### What to work on
Extract every line of the material that holds the string "icon".

### Dataset rows
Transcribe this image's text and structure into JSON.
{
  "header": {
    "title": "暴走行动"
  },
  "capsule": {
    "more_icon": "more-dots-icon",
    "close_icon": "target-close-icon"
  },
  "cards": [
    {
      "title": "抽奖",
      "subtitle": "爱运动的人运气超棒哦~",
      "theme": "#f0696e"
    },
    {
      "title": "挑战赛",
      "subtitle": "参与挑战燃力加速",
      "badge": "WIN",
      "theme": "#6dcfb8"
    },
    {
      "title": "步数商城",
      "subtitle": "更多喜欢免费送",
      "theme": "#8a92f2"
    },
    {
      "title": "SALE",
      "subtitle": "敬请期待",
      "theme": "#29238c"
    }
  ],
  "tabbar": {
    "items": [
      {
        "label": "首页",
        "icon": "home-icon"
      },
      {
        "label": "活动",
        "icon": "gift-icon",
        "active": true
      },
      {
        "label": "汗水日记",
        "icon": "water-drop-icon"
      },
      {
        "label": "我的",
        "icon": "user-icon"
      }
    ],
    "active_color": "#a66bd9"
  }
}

### Problem solution
    "more_icon": "more-dots-icon",
    "close_icon": "target-close-icon"
        "icon": "home-icon"
        "icon": "gift-icon",
        "icon": "water-drop-icon"
        "icon": "user-icon"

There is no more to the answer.